** start Dataset content **

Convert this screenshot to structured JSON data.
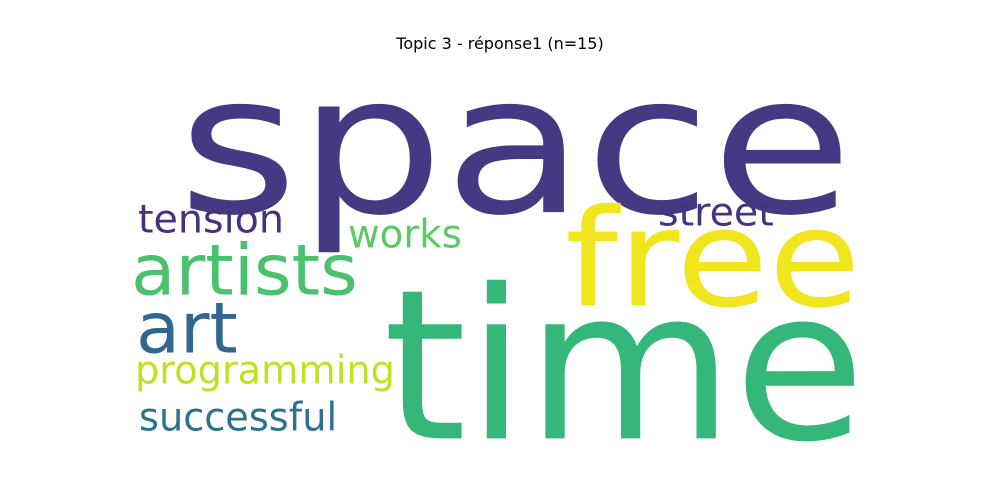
{
  "title": "Topic 3 - réponse1 (n=15)",
  "words": [
    {
      "text": "space",
      "color": "#443a83"
    },
    {
      "text": "time",
      "color": "#35b779"
    },
    {
      "text": "free",
      "color": "#f1e51d"
    },
    {
      "text": "artists",
      "color": "#4ac16d"
    },
    {
      "text": "art",
      "color": "#31668e"
    },
    {
      "text": "tension",
      "color": "#48307a"
    },
    {
      "text": "works",
      "color": "#5ec962"
    },
    {
      "text": "street",
      "color": "#463480"
    },
    {
      "text": "programming",
      "color": "#c2df23"
    },
    {
      "text": "successful",
      "color": "#2c728e"
    }
  ]
}
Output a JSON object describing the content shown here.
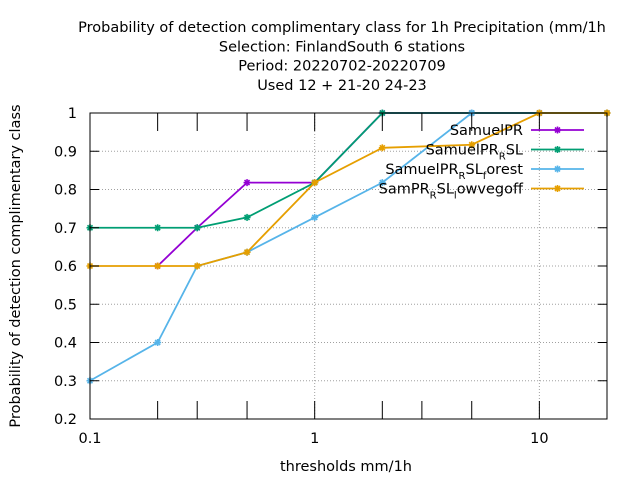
{
  "chart_data": {
    "type": "line",
    "title_lines": [
      "Probability of detection complimentary class  for 1h Precipitation (mm/1h",
      "Selection: FinlandSouth      6 stations",
      "Period: 20220702-20220709",
      "Used  12 + 21-20 24-23"
    ],
    "xlabel": "thresholds mm/1h",
    "ylabel": "Probability of detection complimentary class",
    "x_scale": "log",
    "xlim": [
      0.1,
      20
    ],
    "ylim": [
      0.2,
      1.0
    ],
    "x_tick_labels": [
      {
        "value": 0.1,
        "label": "0.1"
      },
      {
        "value": 1,
        "label": "1"
      },
      {
        "value": 10,
        "label": "10"
      }
    ],
    "x_minor_ticks": [
      0.2,
      0.3,
      0.5,
      2,
      3,
      5,
      20
    ],
    "y_tick_labels": [
      {
        "value": 0.2,
        "label": "0.2"
      },
      {
        "value": 0.3,
        "label": "0.3"
      },
      {
        "value": 0.4,
        "label": "0.4"
      },
      {
        "value": 0.5,
        "label": "0.5"
      },
      {
        "value": 0.6,
        "label": "0.6"
      },
      {
        "value": 0.7,
        "label": "0.7"
      },
      {
        "value": 0.8,
        "label": "0.8"
      },
      {
        "value": 0.9,
        "label": "0.9"
      },
      {
        "value": 1.0,
        "label": "1"
      }
    ],
    "grid": true,
    "legend_position": "top-right",
    "series": [
      {
        "legend": {
          "base": "SamuelPR",
          "sub": "",
          "tail": ""
        },
        "color": "#9400d3",
        "points": [
          [
            0.2,
            0.6
          ],
          [
            0.3,
            0.7
          ],
          [
            0.5,
            0.818
          ],
          [
            1,
            0.818
          ],
          [
            2,
            1.0
          ],
          [
            5,
            1.0
          ],
          [
            10,
            1.0
          ],
          [
            20,
            1.0
          ]
        ]
      },
      {
        "legend": {
          "base": "SamuelPR",
          "sub": "R",
          "tail": "SL"
        },
        "color": "#009e73",
        "points": [
          [
            0.1,
            0.7
          ],
          [
            0.2,
            0.7
          ],
          [
            0.3,
            0.7
          ],
          [
            0.5,
            0.727
          ],
          [
            1,
            0.818
          ],
          [
            2,
            1.0
          ],
          [
            5,
            1.0
          ],
          [
            10,
            1.0
          ],
          [
            20,
            1.0
          ]
        ]
      },
      {
        "legend": {
          "base": "SamuelPR",
          "sub": "R",
          "tail": "SL",
          "sub2": "f",
          "tail2": "orest"
        },
        "color": "#56b4e9",
        "points": [
          [
            0.1,
            0.3
          ],
          [
            0.2,
            0.4
          ],
          [
            0.3,
            0.6
          ],
          [
            0.5,
            0.636
          ],
          [
            1,
            0.727
          ],
          [
            2,
            0.818
          ],
          [
            5,
            1.0
          ]
        ]
      },
      {
        "legend": {
          "base": "SamPR",
          "sub": "R",
          "tail": "SL",
          "sub2": "l",
          "tail2": "owvegoff"
        },
        "color": "#e69f00",
        "points": [
          [
            0.1,
            0.6
          ],
          [
            0.2,
            0.6
          ],
          [
            0.3,
            0.6
          ],
          [
            0.5,
            0.636
          ],
          [
            1,
            0.818
          ],
          [
            2,
            0.909
          ],
          [
            5,
            0.917
          ],
          [
            10,
            1.0
          ],
          [
            20,
            1.0
          ]
        ]
      }
    ]
  }
}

** end Dataset content **

- **Exercise directions**: Copy every line in the entries above that has the string "JSON" in it.

- **Answer below**:
Convert this screenshot to structured JSON data.
Output a JSON object describing the content shown here.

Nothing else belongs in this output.